● **TAREFA A**
Responda com base no texto sobre saúde baseada em valor:
(i) Com qual instituto a L.E.K. Consulting elaborou o estudo?
(ii) Que porcentagem dos hospitais já trabalha com modelos de preço fixo?
(iii) Quem preside o Ibravs?
● **TAREFA B**
Reproduza o trecho do texto sobre saúde baseada em valor que abre com as palavras que contêm "Barreiras estruturais e" e fecha com "fidelização dos beneficiários.", substituindo "resistência cultural" por "oposição cultural".
● **TAREFA C**
Liste os entraves que, segundo o texto sobre saúde baseada em valor, a pesquisa mapeia.

● **TEXTO APRESENTADO**
_____

Saúde baseada em valor ainda é exceção no Brasil, mas estudo aponta mudança de rota até 2030 

A lenta adoção de modelos de Value-Based Health Care (VBHC) na saúde suplementar brasileira ganha um retrato inédito em estudo elaborado pela L.E.K. Consulting em parceria com o Instituto Brasileiro de Valor em Saúde (Ibravs). 

Embora 60% dos executivos entrevistados reconheçam a relevância do conceito para a sustentabilidade do setor, apenas cerca de 10% dos hospitais têm algum contrato efetivamente baseado em valor.  

A mesma proporção se aplica aos acordos de capitation + valor, modalidade em que o pagamento é per capita, com foco em prevenção e desfechos. Os resultados foram divulgados recentemente durante o CLAVS’25, no Rio de Janeiro. 

O levantamento mostra que 75% dos hospitais já trabalham com modelos de preço fixo — sobretudo pacotes — que em 2024 concentraram 13,2% de todos os gastos assistenciais. Contudo, apenas 7% adotam o modelo Diagnosis-Related Group (DRG) + valor, considerado mais avançado por incluir desfechos do paciente. 

 “Há uma confusão frequente entre pacote e VBHC. Empacotar não é necessariamente entregar valor; é somente transferir risco do pagador para o prestador”, observa César Abicalaffe, presidente do Ibravs. 

Barreiras estruturais e culturais 

A pesquisa também mapeia entraves conhecidos: ausência de confiança entre operadoras e hospitais, falta de dados integrados e resistência cultural. Médicos tendem a associar o modelo à perda de autonomia, enquanto operadoras receiam investir em prevenção sem garantia de fidelização dos beneficiários.

_____

Registros de dados salvos:

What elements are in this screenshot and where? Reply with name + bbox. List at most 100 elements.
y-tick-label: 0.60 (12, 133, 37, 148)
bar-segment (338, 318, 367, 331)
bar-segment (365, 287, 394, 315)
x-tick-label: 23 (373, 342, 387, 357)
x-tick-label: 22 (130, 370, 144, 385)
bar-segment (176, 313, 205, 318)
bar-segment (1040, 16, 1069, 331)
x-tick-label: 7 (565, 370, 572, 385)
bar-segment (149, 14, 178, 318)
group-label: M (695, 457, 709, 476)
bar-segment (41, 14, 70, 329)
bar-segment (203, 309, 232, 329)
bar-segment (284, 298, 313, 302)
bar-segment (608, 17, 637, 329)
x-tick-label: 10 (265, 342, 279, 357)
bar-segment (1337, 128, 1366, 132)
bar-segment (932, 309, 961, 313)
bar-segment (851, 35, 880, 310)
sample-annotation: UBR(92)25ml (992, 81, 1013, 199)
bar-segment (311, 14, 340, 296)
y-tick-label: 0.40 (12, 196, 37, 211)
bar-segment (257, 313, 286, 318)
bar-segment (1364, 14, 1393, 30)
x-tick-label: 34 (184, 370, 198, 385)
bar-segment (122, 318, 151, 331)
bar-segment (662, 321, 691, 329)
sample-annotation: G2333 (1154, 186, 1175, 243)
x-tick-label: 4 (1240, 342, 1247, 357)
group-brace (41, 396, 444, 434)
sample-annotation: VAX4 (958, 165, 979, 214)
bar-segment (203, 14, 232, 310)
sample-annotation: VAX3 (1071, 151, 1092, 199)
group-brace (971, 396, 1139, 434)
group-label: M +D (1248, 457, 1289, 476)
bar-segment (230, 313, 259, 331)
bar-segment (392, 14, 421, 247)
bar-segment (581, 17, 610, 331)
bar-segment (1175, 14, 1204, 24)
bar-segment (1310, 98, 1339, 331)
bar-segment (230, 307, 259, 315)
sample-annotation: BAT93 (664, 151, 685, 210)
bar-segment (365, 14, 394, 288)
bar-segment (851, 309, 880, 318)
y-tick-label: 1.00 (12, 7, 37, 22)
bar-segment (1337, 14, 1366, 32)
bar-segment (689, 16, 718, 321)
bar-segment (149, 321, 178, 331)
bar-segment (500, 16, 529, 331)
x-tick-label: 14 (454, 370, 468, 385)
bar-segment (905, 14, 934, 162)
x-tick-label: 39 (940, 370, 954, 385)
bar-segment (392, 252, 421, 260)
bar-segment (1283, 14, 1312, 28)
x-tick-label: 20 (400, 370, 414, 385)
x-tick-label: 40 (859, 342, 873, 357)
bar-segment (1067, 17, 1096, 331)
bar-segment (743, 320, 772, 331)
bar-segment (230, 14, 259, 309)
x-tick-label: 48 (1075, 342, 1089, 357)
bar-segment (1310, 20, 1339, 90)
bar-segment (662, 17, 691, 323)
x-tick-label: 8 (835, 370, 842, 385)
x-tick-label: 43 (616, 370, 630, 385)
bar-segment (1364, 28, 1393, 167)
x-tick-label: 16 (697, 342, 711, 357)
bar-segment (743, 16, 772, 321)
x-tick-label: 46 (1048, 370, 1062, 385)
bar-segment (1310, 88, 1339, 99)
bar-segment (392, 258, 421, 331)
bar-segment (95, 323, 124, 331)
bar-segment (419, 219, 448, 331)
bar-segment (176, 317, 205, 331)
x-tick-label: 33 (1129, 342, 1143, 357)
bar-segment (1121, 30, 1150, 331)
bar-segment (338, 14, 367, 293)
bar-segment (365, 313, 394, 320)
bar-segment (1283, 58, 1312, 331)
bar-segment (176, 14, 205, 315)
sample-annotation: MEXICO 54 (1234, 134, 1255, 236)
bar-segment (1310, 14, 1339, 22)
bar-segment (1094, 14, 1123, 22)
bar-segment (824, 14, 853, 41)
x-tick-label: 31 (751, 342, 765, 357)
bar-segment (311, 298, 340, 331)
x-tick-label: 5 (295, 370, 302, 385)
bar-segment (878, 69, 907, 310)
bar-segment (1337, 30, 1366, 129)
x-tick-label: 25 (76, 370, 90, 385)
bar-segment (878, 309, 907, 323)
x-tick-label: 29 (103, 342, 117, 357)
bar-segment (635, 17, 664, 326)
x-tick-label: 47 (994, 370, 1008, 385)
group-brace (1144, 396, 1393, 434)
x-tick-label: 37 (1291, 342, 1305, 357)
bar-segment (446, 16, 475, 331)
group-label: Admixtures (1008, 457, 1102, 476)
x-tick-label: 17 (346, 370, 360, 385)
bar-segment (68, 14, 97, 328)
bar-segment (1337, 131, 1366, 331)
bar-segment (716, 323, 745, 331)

_____

● **RESOLUÇÃO A**
(i) Com o Instituto Brasileiro de Valor em Saúde (Ibravs).
(ii) 75%.
(iii) César Abicalaffe.

● **RESOLUÇÃO B**
Barreiras estruturais e culturais 

A pesquisa também mapeia entraves conhecidos: ausência de confiança entre operadoras e hospitais, falta de dados integrados e oposição cultural. Médicos tendem a associar o modelo à perda de autonomia, enquanto operadoras receiam investir em prevenção sem garantia de fidelização dos beneficiários.

● **RESOLUÇÃO C**
- ausência de confiança entre operadoras e hospitais
- falta de dados integrados
- resistência cultural